▶ **Exercise prompt**: Every line containing the word "fitted" needs to be found and copied.

▶ **Entries supplied**:
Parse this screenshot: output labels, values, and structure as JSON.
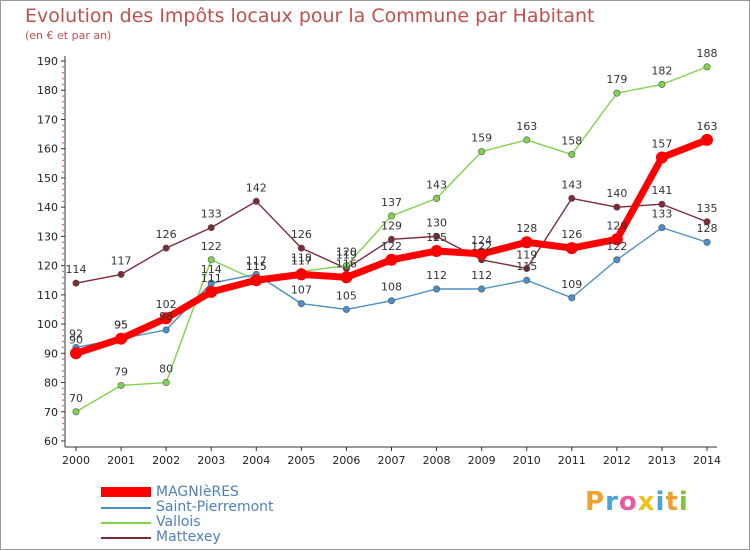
{
  "header": {
    "title": "Evolution des Impôts locaux pour la Commune par Habitant",
    "subtitle": "(en € et par an)"
  },
  "brand": {
    "letters": [
      "P",
      "r",
      "o",
      "x",
      "i",
      "t",
      "i"
    ],
    "colors": [
      "#f0a030",
      "#4aa3df",
      "#e85a9a",
      "#f0c020",
      "#4aa3df",
      "#f0a030",
      "#7fc241"
    ]
  },
  "chart_data": {
    "type": "line",
    "title": "Evolution des Impôts locaux pour la Commune par Habitant",
    "subtitle": "(en € et par an)",
    "xlabel": "",
    "ylabel": "",
    "x": [
      "2000",
      "2001",
      "2002",
      "2003",
      "2004",
      "2005",
      "2006",
      "2007",
      "2008",
      "2009",
      "2010",
      "2011",
      "2012",
      "2013",
      "2014"
    ],
    "ylim": [
      60,
      190
    ],
    "yticks": [
      60,
      70,
      80,
      90,
      100,
      110,
      120,
      130,
      140,
      150,
      160,
      170,
      180,
      190
    ],
    "grid": false,
    "legend_position": "bottom-left",
    "series": [
      {
        "name": "MAGNIèRES",
        "color": "#ff0000",
        "values": [
          90,
          95,
          102,
          111,
          115,
          117,
          116,
          122,
          125,
          124,
          128,
          126,
          129,
          157,
          163
        ],
        "labels": [
          "90",
          "95",
          "102",
          "111",
          "115",
          "117",
          "116",
          "122",
          "125",
          "124",
          "128",
          "126",
          "129",
          "157",
          "163"
        ]
      },
      {
        "name": "Saint-Pierremont",
        "color": "#4a90c8",
        "values": [
          92,
          95,
          98,
          114,
          117,
          107,
          105,
          108,
          112,
          112,
          115,
          109,
          122,
          133,
          128
        ],
        "labels": [
          "92",
          "95",
          "98",
          "114",
          "117",
          "107",
          "105",
          "108",
          "112",
          "112",
          "115",
          "109",
          "122",
          "133",
          "128"
        ]
      },
      {
        "name": "Vallois",
        "color": "#7fd34e",
        "values": [
          70,
          79,
          80,
          122,
          115,
          118,
          120,
          137,
          143,
          159,
          163,
          158,
          179,
          182,
          188
        ],
        "labels": [
          "70",
          "79",
          "80",
          "122",
          "115",
          "118",
          "120",
          "137",
          "143",
          "159",
          "163",
          "158",
          "179",
          "182",
          "188"
        ]
      },
      {
        "name": "Mattexey",
        "color": "#7b2c36",
        "values": [
          114,
          117,
          126,
          133,
          142,
          126,
          119,
          129,
          130,
          122,
          119,
          143,
          140,
          141,
          135
        ],
        "labels": [
          "114",
          "117",
          "126",
          "133",
          "142",
          "126",
          "119",
          "129",
          "130",
          "122",
          "119",
          "143",
          "140",
          "141",
          "135"
        ]
      }
    ]
  }
}
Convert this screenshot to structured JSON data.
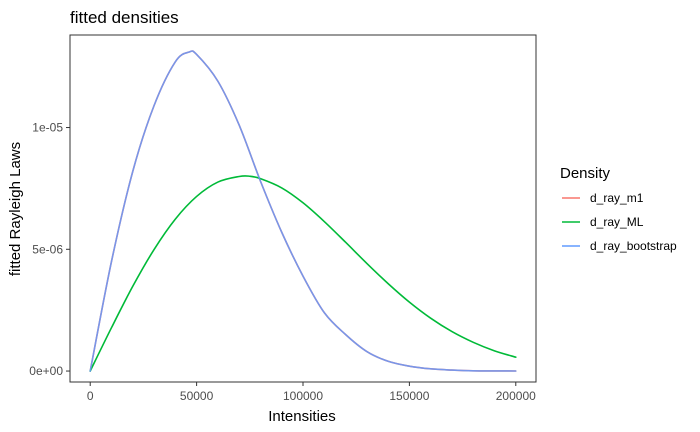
{
  "chart_data": {
    "type": "line",
    "title": "fitted densities",
    "xlabel": "Intensities",
    "ylabel": "fitted Rayleigh Laws",
    "xlim": [
      -9500,
      209500
    ],
    "ylim": [
      -4.5e-07,
      1.38e-05
    ],
    "x_ticks": [
      {
        "value": 0,
        "label": "0"
      },
      {
        "value": 50000,
        "label": "50000"
      },
      {
        "value": 100000,
        "label": "100000"
      },
      {
        "value": 150000,
        "label": "150000"
      },
      {
        "value": 200000,
        "label": "200000"
      }
    ],
    "y_ticks": [
      {
        "value": 0,
        "label": "0e+00"
      },
      {
        "value": 5e-06,
        "label": "5e-06"
      },
      {
        "value": 1e-05,
        "label": "1e-05"
      }
    ],
    "grid": false,
    "legend": {
      "title": "Density",
      "position": "right",
      "entries": [
        {
          "label": "d_ray_m1",
          "color": "#F8766D"
        },
        {
          "label": "d_ray_ML",
          "color": "#00BA38"
        },
        {
          "label": "d_ray_bootstrap",
          "color": "#619CFF"
        }
      ]
    },
    "series": [
      {
        "name": "d_ray_m1",
        "color": "#F8766D",
        "x": [
          0,
          10000,
          20000,
          30000,
          40000,
          46500,
          50000,
          60000,
          70000,
          80000,
          90000,
          100000,
          110000,
          120000,
          130000,
          140000,
          150000,
          160000,
          170000,
          180000,
          190000,
          200000
        ],
        "y": [
          0,
          4.5e-06,
          8.2e-06,
          1.09e-05,
          1.27e-05,
          1.31e-05,
          1.3e-05,
          1.19e-05,
          1.01e-05,
          7.8e-06,
          5.7e-06,
          3.9e-06,
          2.4e-06,
          1.5e-06,
          8e-07,
          4e-07,
          2e-07,
          9e-08,
          4e-08,
          1e-08,
          5e-09,
          2e-09
        ]
      },
      {
        "name": "d_ray_ML",
        "color": "#00BA38",
        "x": [
          0,
          10000,
          20000,
          30000,
          40000,
          50000,
          60000,
          70000,
          75000,
          80000,
          90000,
          100000,
          110000,
          120000,
          130000,
          140000,
          150000,
          160000,
          170000,
          180000,
          190000,
          200000
        ],
        "y": [
          0,
          1.78e-06,
          3.48e-06,
          4.99e-06,
          6.24e-06,
          7.17e-06,
          7.76e-06,
          7.99e-06,
          8e-06,
          7.9e-06,
          7.52e-06,
          6.91e-06,
          6.14e-06,
          5.29e-06,
          4.42e-06,
          3.59e-06,
          2.83e-06,
          2.17e-06,
          1.62e-06,
          1.18e-06,
          8.3e-07,
          5.7e-07
        ]
      },
      {
        "name": "d_ray_bootstrap",
        "color": "#619CFF",
        "x": [
          0,
          10000,
          20000,
          30000,
          40000,
          46500,
          50000,
          60000,
          70000,
          80000,
          90000,
          100000,
          110000,
          120000,
          130000,
          140000,
          150000,
          160000,
          170000,
          180000,
          190000,
          200000
        ],
        "y": [
          0,
          4.5e-06,
          8.2e-06,
          1.09e-05,
          1.27e-05,
          1.31e-05,
          1.3e-05,
          1.19e-05,
          1.01e-05,
          7.8e-06,
          5.7e-06,
          3.9e-06,
          2.4e-06,
          1.5e-06,
          8e-07,
          4e-07,
          2e-07,
          9e-08,
          4e-08,
          1e-08,
          5e-09,
          2e-09
        ]
      }
    ]
  }
}
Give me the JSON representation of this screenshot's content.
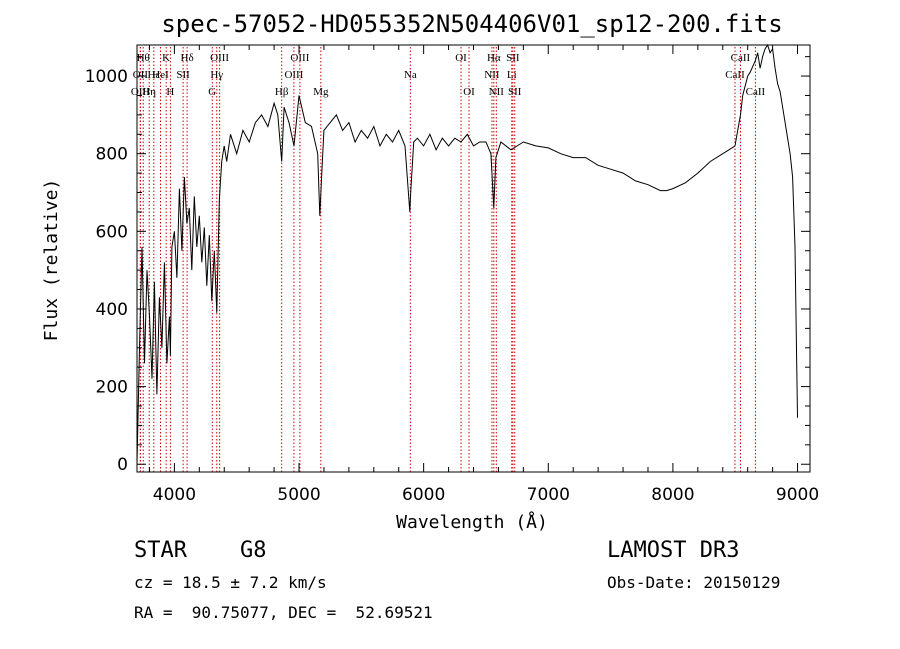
{
  "chart_data": {
    "type": "line",
    "title": "spec-57052-HD055352N504406V01_sp12-200.fits",
    "xlabel": "Wavelength (Å)",
    "ylabel": "Flux (relative)",
    "xlim": [
      3700,
      9100
    ],
    "ylim": [
      -20,
      1080
    ],
    "x_ticks": [
      4000,
      5000,
      6000,
      7000,
      8000,
      9000
    ],
    "y_ticks": [
      0,
      200,
      400,
      600,
      800,
      1000
    ],
    "grid": false,
    "series": [
      {
        "x": [
          3700,
          3720,
          3740,
          3760,
          3780,
          3800,
          3820,
          3840,
          3860,
          3880,
          3900,
          3920,
          3940,
          3960,
          3968,
          3980,
          4000,
          4020,
          4040,
          4060,
          4080,
          4100,
          4120,
          4140,
          4160,
          4180,
          4200,
          4220,
          4240,
          4260,
          4280,
          4300,
          4320,
          4340,
          4360,
          4380,
          4400,
          4420,
          4450,
          4500,
          4550,
          4600,
          4650,
          4700,
          4750,
          4800,
          4830,
          4861,
          4880,
          4920,
          4960,
          5000,
          5050,
          5100,
          5150,
          5167,
          5183,
          5200,
          5250,
          5300,
          5350,
          5400,
          5450,
          5500,
          5550,
          5600,
          5650,
          5700,
          5750,
          5800,
          5850,
          5889,
          5896,
          5920,
          5950,
          6000,
          6050,
          6100,
          6150,
          6200,
          6250,
          6300,
          6350,
          6400,
          6450,
          6500,
          6540,
          6563,
          6580,
          6620,
          6700,
          6800,
          6900,
          7000,
          7100,
          7200,
          7300,
          7400,
          7500,
          7600,
          7700,
          7800,
          7900,
          7950,
          8000,
          8100,
          8200,
          8300,
          8400,
          8450,
          8498,
          8520,
          8542,
          8560,
          8600,
          8620,
          8662,
          8680,
          8700,
          8720,
          8740,
          8760,
          8780,
          8800,
          8820,
          8840,
          8860,
          8880,
          8900,
          8920,
          8940,
          8960,
          8980,
          9000
        ],
        "y": [
          0,
          300,
          560,
          260,
          500,
          380,
          220,
          470,
          180,
          430,
          300,
          520,
          260,
          380,
          280,
          560,
          600,
          480,
          710,
          550,
          740,
          620,
          660,
          500,
          690,
          560,
          640,
          520,
          610,
          460,
          590,
          420,
          550,
          390,
          680,
          780,
          820,
          780,
          850,
          800,
          860,
          830,
          880,
          900,
          870,
          930,
          900,
          780,
          920,
          880,
          820,
          950,
          880,
          870,
          800,
          640,
          750,
          860,
          880,
          900,
          860,
          880,
          830,
          860,
          840,
          870,
          820,
          850,
          830,
          860,
          820,
          650,
          700,
          830,
          840,
          820,
          850,
          810,
          840,
          820,
          840,
          830,
          850,
          820,
          830,
          830,
          800,
          660,
          790,
          830,
          810,
          830,
          820,
          815,
          800,
          790,
          790,
          770,
          760,
          750,
          730,
          720,
          705,
          705,
          710,
          725,
          750,
          780,
          800,
          810,
          820,
          860,
          900,
          950,
          1000,
          1010,
          1040,
          1060,
          1020,
          1050,
          1070,
          1080,
          1060,
          1070,
          1020,
          980,
          960,
          920,
          880,
          840,
          800,
          740,
          560,
          120
        ]
      }
    ],
    "lines": [
      {
        "x": 3750,
        "label": "Hθ",
        "row": 0
      },
      {
        "x": 3727,
        "label": "OII",
        "row": 1
      },
      {
        "x": 3727,
        "label": "OIII",
        "row": 2
      },
      {
        "x": 3798,
        "label": "Hη",
        "row": 2
      },
      {
        "x": 3835,
        "label": "Hε",
        "row": 1
      },
      {
        "x": 3889,
        "label": "HeI",
        "row": 1
      },
      {
        "x": 3934,
        "label": "K",
        "row": 0
      },
      {
        "x": 3968,
        "label": "H",
        "row": 2
      },
      {
        "x": 4070,
        "label": "SII",
        "row": 1
      },
      {
        "x": 4102,
        "label": "Hδ",
        "row": 0
      },
      {
        "x": 4304,
        "label": "G",
        "row": 2
      },
      {
        "x": 4340,
        "label": "Hγ",
        "row": 1
      },
      {
        "x": 4363,
        "label": "OIII",
        "row": 0
      },
      {
        "x": 4861,
        "label": "Hβ",
        "row": 2
      },
      {
        "x": 4959,
        "label": "OIII",
        "row": 1
      },
      {
        "x": 5007,
        "label": "OIII",
        "row": 0
      },
      {
        "x": 5175,
        "label": "Mg",
        "row": 2
      },
      {
        "x": 5893,
        "label": "Na",
        "row": 1
      },
      {
        "x": 6300,
        "label": "OI",
        "row": 0
      },
      {
        "x": 6364,
        "label": "OI",
        "row": 2
      },
      {
        "x": 6548,
        "label": "NII",
        "row": 1
      },
      {
        "x": 6563,
        "label": "Hα",
        "row": 0
      },
      {
        "x": 6583,
        "label": "NII",
        "row": 2
      },
      {
        "x": 6707,
        "label": "Li",
        "row": 1
      },
      {
        "x": 6716,
        "label": "SII",
        "row": 0
      },
      {
        "x": 6731,
        "label": "SII",
        "row": 2
      },
      {
        "x": 8498,
        "label": "CaII",
        "row": 1
      },
      {
        "x": 8542,
        "label": "CaII",
        "row": 0
      },
      {
        "x": 8662,
        "label": "CaII",
        "row": 2
      }
    ]
  },
  "info": {
    "object_class": "STAR    G8",
    "survey": "LAMOST DR3",
    "cz": "cz = 18.5 ± 7.2 km/s",
    "obs_date": "Obs-Date: 20150129",
    "radec": "RA =  90.75077, DEC =  52.69521"
  },
  "colors": {
    "spectrum": "#000000",
    "line_markers": "#cc0000",
    "axes": "#000000"
  }
}
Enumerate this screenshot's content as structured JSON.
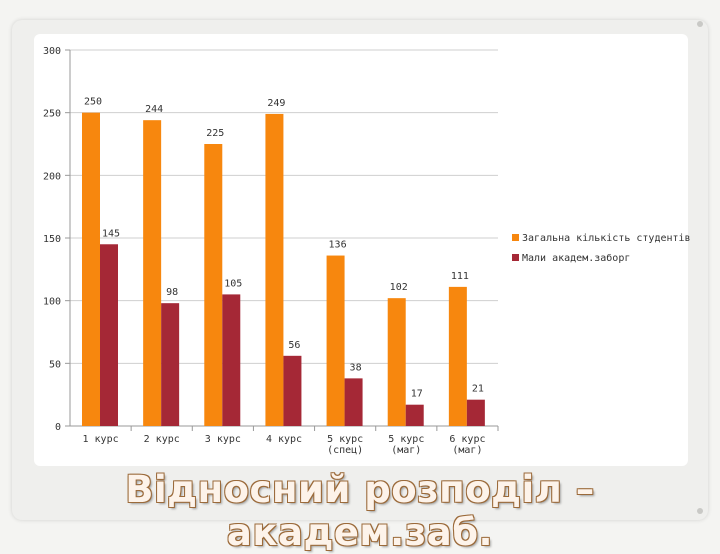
{
  "slide": {
    "title": "Відносний розподіл – академ.заб."
  },
  "colors": {
    "series_1": "#f7870e",
    "series_2": "#a52836",
    "axis": "#999999",
    "text": "#333333"
  },
  "chart_data": {
    "type": "bar",
    "title": "",
    "xlabel": "",
    "ylabel": "",
    "ylim": [
      0,
      300
    ],
    "yticks": [
      "0",
      "50",
      "100",
      "150",
      "200",
      "250",
      "300"
    ],
    "ytick_values": [
      0,
      50,
      100,
      150,
      200,
      250,
      300
    ],
    "grid": true,
    "legend_position": "right",
    "categories": [
      [
        "1 курс"
      ],
      [
        "2 курс"
      ],
      [
        "3 курс"
      ],
      [
        "4 курс"
      ],
      [
        "5 курс",
        "(спец)"
      ],
      [
        "5 курс",
        "(маг)"
      ],
      [
        "6 курс",
        "(маг)"
      ]
    ],
    "series": [
      {
        "name": "Загальна кількість студентів",
        "values": [
          250,
          244,
          225,
          249,
          136,
          102,
          111
        ]
      },
      {
        "name": "Мали академ.заборг",
        "values": [
          145,
          98,
          105,
          56,
          38,
          17,
          21
        ]
      }
    ]
  }
}
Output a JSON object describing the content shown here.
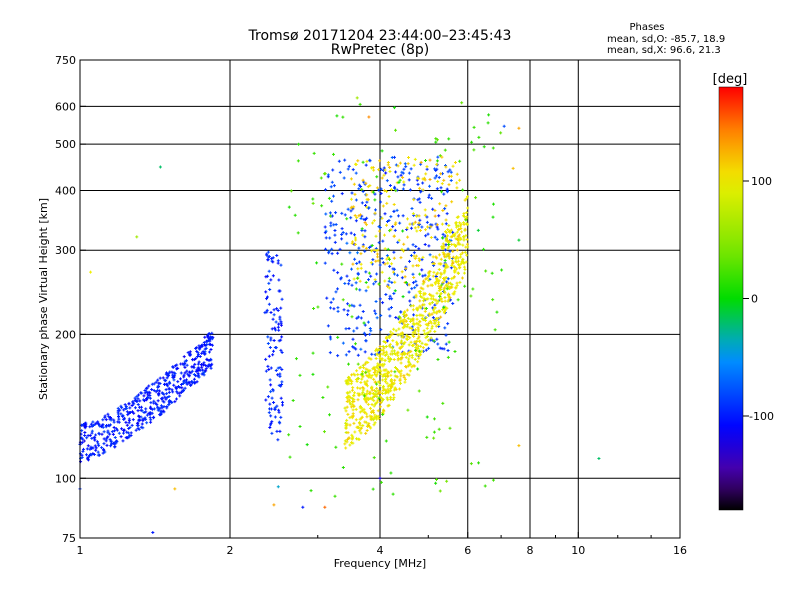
{
  "chart_data": {
    "type": "scatter",
    "title": "Tromsø 20171204 23:44:00–23:45:43",
    "subtitle": "RwPretec (8p)",
    "xlabel": "Frequency [MHz]",
    "ylabel": "Stationary phase Virtual Height [km]",
    "x_scale": "log",
    "y_scale": "log",
    "xlim": [
      1,
      16
    ],
    "ylim": [
      75,
      750
    ],
    "x_ticks": [
      1,
      2,
      4,
      6,
      8,
      10,
      16
    ],
    "y_ticks": [
      75,
      100,
      200,
      300,
      400,
      500,
      600,
      750
    ],
    "x_gridlines": [
      2,
      4,
      6,
      8,
      10
    ],
    "y_gridlines": [
      100,
      200,
      300,
      400,
      500,
      600
    ],
    "grid": true,
    "phase_stats": {
      "heading": "Phases",
      "o_line": "mean, sd,O: -85.7, 18.9",
      "x_line": "mean, sd,X:  96.6, 21.3"
    },
    "colorbar": {
      "label": "[deg]",
      "range": [
        -180,
        180
      ],
      "ticks": [
        100,
        0,
        -100
      ],
      "colors": [
        "#ff0000",
        "#ff8000",
        "#ffff00",
        "#00ff00",
        "#00ffff",
        "#0000ff",
        "#5000a0",
        "#000000"
      ]
    },
    "clusters": [
      {
        "name": "o-trace-low",
        "phase": -100,
        "f": [
          1.0,
          1.85
        ],
        "h": [
          108,
          200
        ],
        "n": 550,
        "shape": "rising"
      },
      {
        "name": "o-trace-mid",
        "phase": -95,
        "f": [
          2.35,
          2.55
        ],
        "h": [
          120,
          300
        ],
        "n": 120,
        "shape": "band"
      },
      {
        "name": "o-trace-f",
        "phase": -85,
        "f": [
          3.1,
          5.6
        ],
        "h": [
          180,
          470
        ],
        "n": 420,
        "shape": "cloud"
      },
      {
        "name": "x-trace-f",
        "phase": 100,
        "f": [
          3.4,
          6.0
        ],
        "h": [
          115,
          370
        ],
        "n": 900,
        "shape": "rising"
      },
      {
        "name": "x-trace-upper",
        "phase": 110,
        "f": [
          3.5,
          5.8
        ],
        "h": [
          250,
          470
        ],
        "n": 220,
        "shape": "cloud"
      },
      {
        "name": "mixed-scatter",
        "phase": 20,
        "f": [
          2.6,
          7.2
        ],
        "h": [
          90,
          620
        ],
        "n": 160,
        "shape": "cloud"
      }
    ],
    "isolated_points": [
      {
        "f": 1.45,
        "h": 448,
        "phase": -20
      },
      {
        "f": 1.3,
        "h": 320,
        "phase": 60
      },
      {
        "f": 1.55,
        "h": 95,
        "phase": 120
      },
      {
        "f": 1.4,
        "h": 77,
        "phase": -100
      },
      {
        "f": 2.5,
        "h": 96,
        "phase": -40
      },
      {
        "f": 2.45,
        "h": 88,
        "phase": 130
      },
      {
        "f": 2.8,
        "h": 87,
        "phase": -100
      },
      {
        "f": 3.1,
        "h": 87,
        "phase": 150
      },
      {
        "f": 3.6,
        "h": 625,
        "phase": 60
      },
      {
        "f": 3.8,
        "h": 570,
        "phase": 140
      },
      {
        "f": 4.0,
        "h": 100,
        "phase": -120
      },
      {
        "f": 7.1,
        "h": 545,
        "phase": -80
      },
      {
        "f": 7.6,
        "h": 540,
        "phase": 130
      },
      {
        "f": 7.6,
        "h": 315,
        "phase": -10
      },
      {
        "f": 7.6,
        "h": 117,
        "phase": 120
      },
      {
        "f": 7.4,
        "h": 445,
        "phase": 120
      },
      {
        "f": 11.0,
        "h": 110,
        "phase": -20
      },
      {
        "f": 6.3,
        "h": 330,
        "phase": -10
      },
      {
        "f": 1.0,
        "h": 95,
        "phase": -90
      },
      {
        "f": 1.05,
        "h": 270,
        "phase": 100
      }
    ]
  }
}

▶ **Exercise response**:
    "title": "fitted densities",
    "ylabel": "fitted Rayleigh Laws",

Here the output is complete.